[YOUR ASSIGNMENT] Aside from the pictures, the entries should be given again exactly.

[INPUT MATERIAL]
== Segment start ==

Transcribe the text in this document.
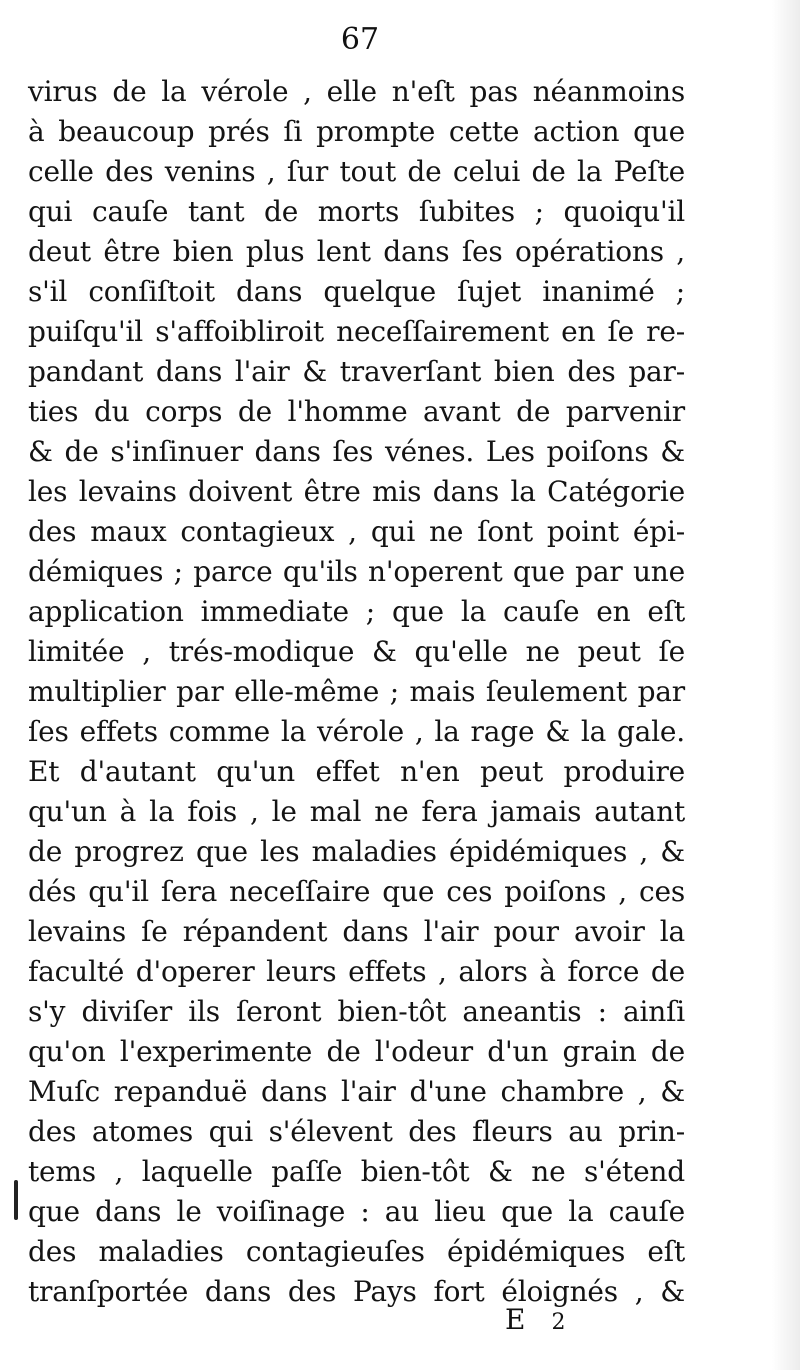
67
virus de la vérole , elle n'eſt pas néanmoins
à beaucoup prés ſi prompte cette action que
celle des venins , ſur tout de celui de la Peſte
qui cauſe tant de morts ſubites ; quoiqu'il
deut être bien plus lent dans ſes opérations ,
s'il conſiſtoit dans quelque ſujet inanimé ;
puiſqu'il s'affoibliroit neceſſairement en ſe re-
pandant dans l'air & traverſant bien des par-
ties du corps de l'homme avant de parvenir
& de s'inſinuer dans ſes vénes. Les poiſons &
les levains doivent être mis dans la Catégorie
des maux contagieux , qui ne ſont point épi-
démiques ; parce qu'ils n'operent que par une
application immediate ; que la cauſe en eſt
limitée , trés-modique & qu'elle ne peut ſe
multiplier par elle-même ; mais ſeulement par
ſes effets comme la vérole , la rage & la gale.
Et d'autant qu'un effet n'en peut produire
qu'un à la fois , le mal ne fera jamais autant
de progrez que les maladies épidémiques , &
dés qu'il ſera neceſſaire que ces poiſons , ces
levains ſe répandent dans l'air pour avoir la
faculté d'operer leurs effets , alors à force de
s'y diviſer ils ſeront bien-tôt aneantis : ainſi
qu'on l'experimente de l'odeur d'un grain de
Muſc repanduë dans l'air d'une chambre , &
des atomes qui s'élevent des fleurs au prin-
tems , laquelle paſſe bien-tôt & ne s'étend
que dans le voiſinage : au lieu que la cauſe
des maladies contagieuſes épidémiques eſt
tranſportée dans des Pays fort éloignés , &
E 2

== Segment end ==

[EXERCISE OUTPUT]
Transcribe the text in this document.
67
virus de la vérole , elle n'eſt pas néanmoins
à beaucoup prés ſi prompte cette action que
celle des venins , ſur tout de celui de la Peſte
qui cauſe tant de morts ſubites ; quoiqu'il
deut être bien plus lent dans ſes opérations ,
s'il conſiſtoit dans quelque ſujet inanimé ;
puiſqu'il s'affoibliroit neceſſairement en ſe re-
pandant dans l'air & traverſant bien des par-
ties du corps de l'homme avant de parvenir
& de s'inſinuer dans ſes vénes. Les poiſons &
les levains doivent être mis dans la Catégorie
des maux contagieux , qui ne ſont point épi-
démiques ; parce qu'ils n'operent que par une
application immediate ; que la cauſe en eſt
limitée , trés-modique & qu'elle ne peut ſe
multiplier par elle-même ; mais ſeulement par
ſes effets comme la vérole , la rage & la gale.
Et d'autant qu'un effet n'en peut produire
qu'un à la fois , le mal ne fera jamais autant
de progrez que les maladies épidémiques , &
dés qu'il ſera neceſſaire que ces poiſons , ces
levains ſe répandent dans l'air pour avoir la
faculté d'operer leurs effets , alors à force de
s'y diviſer ils ſeront bien-tôt aneantis : ainſi
qu'on l'experimente de l'odeur d'un grain de
Muſc repanduë dans l'air d'une chambre , &
des atomes qui s'élevent des fleurs au prin-
tems , laquelle paſſe bien-tôt & ne s'étend
que dans le voiſinage : au lieu que la cauſe
des maladies contagieuſes épidémiques eſt
tranſportée dans des Pays fort éloignés , &
E 2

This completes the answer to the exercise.